• _Work required_: Take every line from the listing below that includes "Basic" and copy it.

• _Data excerpts_:
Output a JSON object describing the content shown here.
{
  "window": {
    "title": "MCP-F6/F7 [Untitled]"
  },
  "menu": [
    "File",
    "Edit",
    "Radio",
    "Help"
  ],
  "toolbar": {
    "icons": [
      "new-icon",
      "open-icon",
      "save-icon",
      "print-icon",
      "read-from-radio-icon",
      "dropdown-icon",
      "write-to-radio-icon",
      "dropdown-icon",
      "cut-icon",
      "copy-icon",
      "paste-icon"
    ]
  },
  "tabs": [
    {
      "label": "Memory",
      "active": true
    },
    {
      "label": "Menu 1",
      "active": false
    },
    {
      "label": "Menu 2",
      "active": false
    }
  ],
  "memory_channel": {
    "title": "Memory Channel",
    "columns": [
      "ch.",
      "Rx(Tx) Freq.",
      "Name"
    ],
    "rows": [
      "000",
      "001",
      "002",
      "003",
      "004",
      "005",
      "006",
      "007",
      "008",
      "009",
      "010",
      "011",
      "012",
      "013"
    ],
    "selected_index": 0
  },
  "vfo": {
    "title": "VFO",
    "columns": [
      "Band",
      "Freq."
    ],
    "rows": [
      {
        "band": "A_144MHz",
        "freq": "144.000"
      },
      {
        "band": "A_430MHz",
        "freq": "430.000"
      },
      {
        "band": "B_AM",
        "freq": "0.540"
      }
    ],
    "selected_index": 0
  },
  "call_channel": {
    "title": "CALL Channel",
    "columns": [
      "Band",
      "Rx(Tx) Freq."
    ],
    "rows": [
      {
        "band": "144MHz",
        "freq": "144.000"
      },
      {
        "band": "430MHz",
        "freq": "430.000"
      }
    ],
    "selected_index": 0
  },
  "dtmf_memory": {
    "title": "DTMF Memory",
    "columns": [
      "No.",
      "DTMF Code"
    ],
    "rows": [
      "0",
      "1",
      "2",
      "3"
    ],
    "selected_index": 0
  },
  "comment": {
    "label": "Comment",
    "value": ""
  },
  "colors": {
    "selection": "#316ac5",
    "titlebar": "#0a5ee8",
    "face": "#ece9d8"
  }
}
---
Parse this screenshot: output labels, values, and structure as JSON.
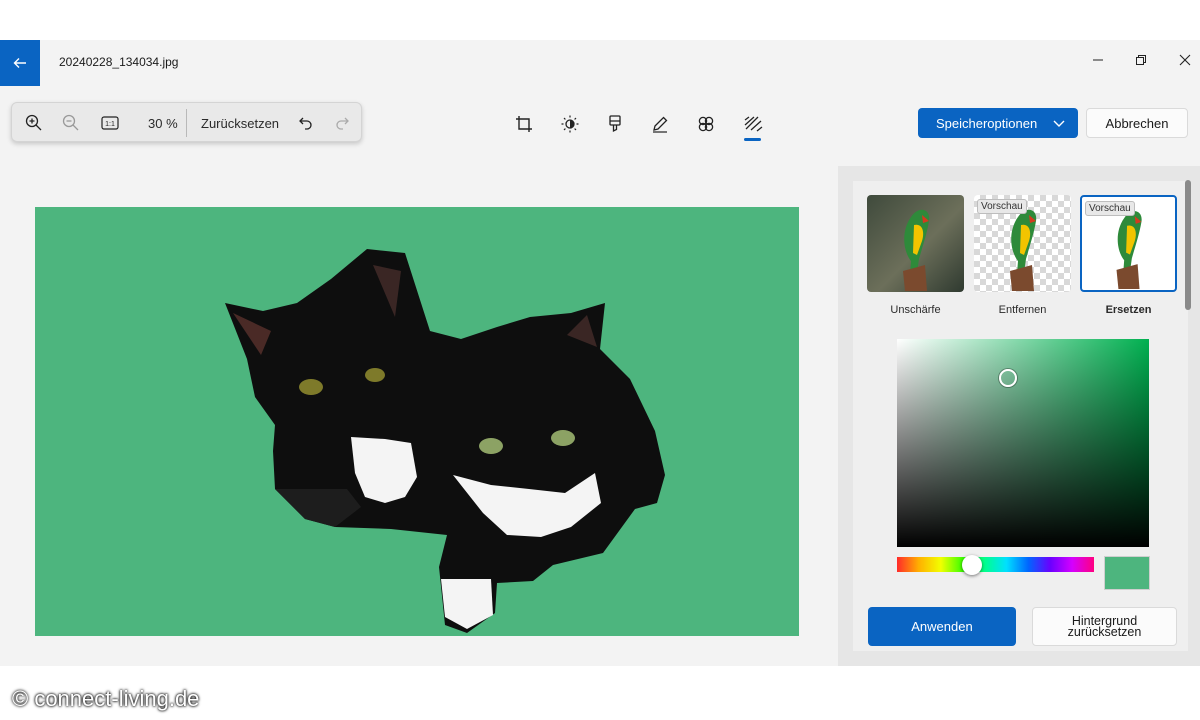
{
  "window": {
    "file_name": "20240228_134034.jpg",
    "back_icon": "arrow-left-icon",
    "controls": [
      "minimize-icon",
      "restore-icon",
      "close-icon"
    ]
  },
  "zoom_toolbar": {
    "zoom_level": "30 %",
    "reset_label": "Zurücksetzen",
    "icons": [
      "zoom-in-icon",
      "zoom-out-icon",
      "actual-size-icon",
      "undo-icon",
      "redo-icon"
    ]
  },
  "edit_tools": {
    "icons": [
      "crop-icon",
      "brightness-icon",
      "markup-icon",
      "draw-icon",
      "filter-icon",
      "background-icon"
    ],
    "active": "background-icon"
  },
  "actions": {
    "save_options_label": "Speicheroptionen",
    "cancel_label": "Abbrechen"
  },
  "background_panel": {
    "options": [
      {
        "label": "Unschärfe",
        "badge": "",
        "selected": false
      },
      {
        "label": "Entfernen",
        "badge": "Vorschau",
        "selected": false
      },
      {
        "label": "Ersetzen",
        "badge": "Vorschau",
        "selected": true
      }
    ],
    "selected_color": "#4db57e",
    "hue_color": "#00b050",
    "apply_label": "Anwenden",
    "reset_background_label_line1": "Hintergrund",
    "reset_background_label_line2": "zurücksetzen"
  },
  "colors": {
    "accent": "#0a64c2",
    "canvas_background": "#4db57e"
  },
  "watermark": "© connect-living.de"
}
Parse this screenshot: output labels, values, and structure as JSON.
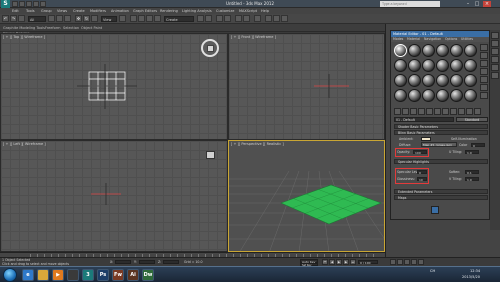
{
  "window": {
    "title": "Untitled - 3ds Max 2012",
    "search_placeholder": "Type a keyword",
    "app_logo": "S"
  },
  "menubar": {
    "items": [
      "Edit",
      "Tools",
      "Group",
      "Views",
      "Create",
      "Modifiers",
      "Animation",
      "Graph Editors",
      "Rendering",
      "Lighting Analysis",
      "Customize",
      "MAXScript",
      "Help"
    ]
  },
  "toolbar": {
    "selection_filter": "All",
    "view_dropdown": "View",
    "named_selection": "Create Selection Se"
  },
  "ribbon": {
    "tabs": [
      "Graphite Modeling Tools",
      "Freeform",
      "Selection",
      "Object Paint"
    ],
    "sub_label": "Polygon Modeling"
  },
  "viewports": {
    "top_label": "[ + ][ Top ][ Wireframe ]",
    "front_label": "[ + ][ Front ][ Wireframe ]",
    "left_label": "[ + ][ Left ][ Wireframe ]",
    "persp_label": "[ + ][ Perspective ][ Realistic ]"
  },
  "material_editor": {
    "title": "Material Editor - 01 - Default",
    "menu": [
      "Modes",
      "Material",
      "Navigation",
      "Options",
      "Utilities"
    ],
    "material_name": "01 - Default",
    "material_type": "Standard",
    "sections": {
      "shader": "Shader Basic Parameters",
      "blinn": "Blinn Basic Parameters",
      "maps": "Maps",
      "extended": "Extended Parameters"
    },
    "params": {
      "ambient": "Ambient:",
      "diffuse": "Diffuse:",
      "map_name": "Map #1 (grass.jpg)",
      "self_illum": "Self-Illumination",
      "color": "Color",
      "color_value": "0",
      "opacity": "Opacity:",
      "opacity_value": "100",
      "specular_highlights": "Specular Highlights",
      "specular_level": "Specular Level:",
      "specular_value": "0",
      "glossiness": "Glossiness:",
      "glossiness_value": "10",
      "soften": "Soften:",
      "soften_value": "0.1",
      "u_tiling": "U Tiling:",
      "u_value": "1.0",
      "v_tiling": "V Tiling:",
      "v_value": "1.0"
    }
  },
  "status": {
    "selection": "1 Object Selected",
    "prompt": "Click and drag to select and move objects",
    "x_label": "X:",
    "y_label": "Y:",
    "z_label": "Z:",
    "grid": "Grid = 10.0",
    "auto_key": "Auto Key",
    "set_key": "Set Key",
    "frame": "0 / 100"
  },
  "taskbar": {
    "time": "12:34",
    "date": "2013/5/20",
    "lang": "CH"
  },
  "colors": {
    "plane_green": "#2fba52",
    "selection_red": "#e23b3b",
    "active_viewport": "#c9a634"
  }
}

• _Solution for this problem_:
      "shader": "Shader Basic Parameters",
      "blinn": "Blinn Basic Parameters",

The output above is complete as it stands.